- **Records excerpted from a collection**
== == ==
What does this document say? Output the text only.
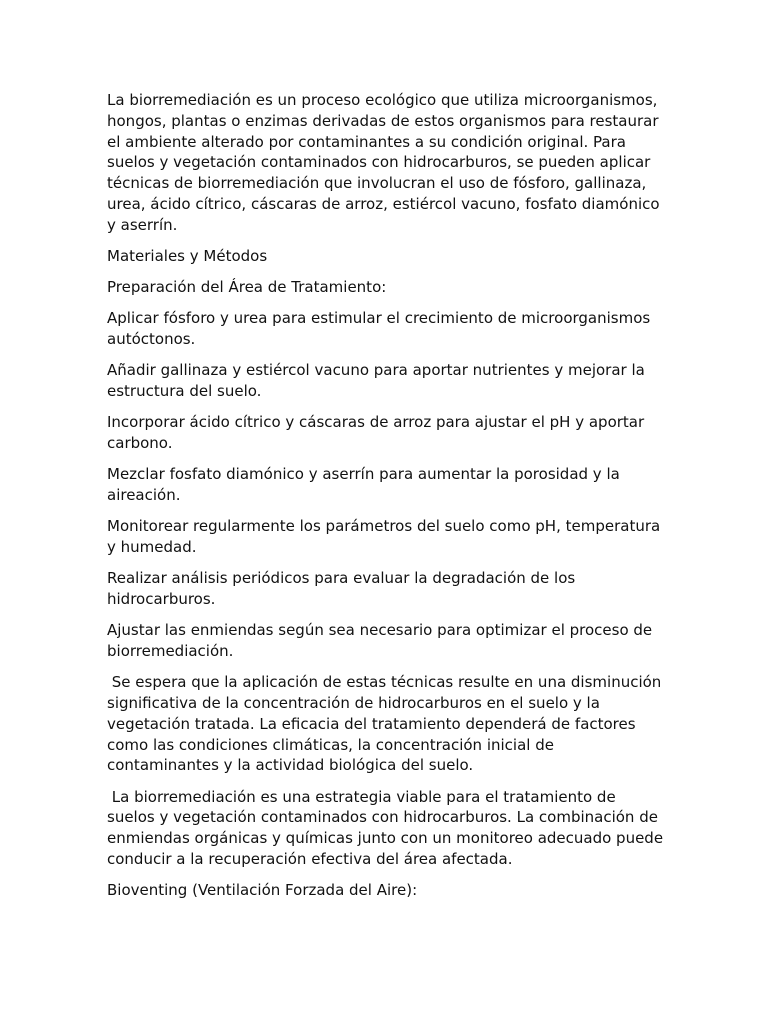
La biorremediación es un proceso ecológico que utiliza microorganismos, hongos, plantas o enzimas derivadas de estos organismos para restaurar el ambiente alterado por contaminantes a su condición original. Para suelos y vegetación contaminados con hidrocarburos, se pueden aplicar técnicas de biorremediación que involucran el uso de fósforo, gallinaza, urea, ácido cítrico, cáscaras de arroz, estiércol vacuno, fosfato diamónico y aserrín.

Materiales y Métodos

Preparación del Área de Tratamiento:

Aplicar fósforo y urea para estimular el crecimiento de microorganismos autóctonos.

Añadir gallinaza y estiércol vacuno para aportar nutrientes y mejorar la estructura del suelo.

Incorporar ácido cítrico y cáscaras de arroz para ajustar el pH y aportar carbono.

Mezclar fosfato diamónico y aserrín para aumentar la porosidad y la aireación.

Monitorear regularmente los parámetros del suelo como pH, temperatura y humedad.

Realizar análisis periódicos para evaluar la degradación de los hidrocarburos.

Ajustar las enmiendas según sea necesario para optimizar el proceso de biorremediación.

Se espera que la aplicación de estas técnicas resulte en una disminución significativa de la concentración de hidrocarburos en el suelo y la vegetación tratada. La eficacia del tratamiento dependerá de factores como las condiciones climáticas, la concentración inicial de contaminantes y la actividad biológica del suelo.

La biorremediación es una estrategia viable para el tratamiento de suelos y vegetación contaminados con hidrocarburos. La combinación de enmiendas orgánicas y químicas junto con un monitoreo adecuado puede conducir a la recuperación efectiva del área afectada.

Bioventing (Ventilación Forzada del Aire):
== == ==
- **What is required**
Search the lines for the word "aportar" and report how many contain it, by number only.

- **Solution to this task**
2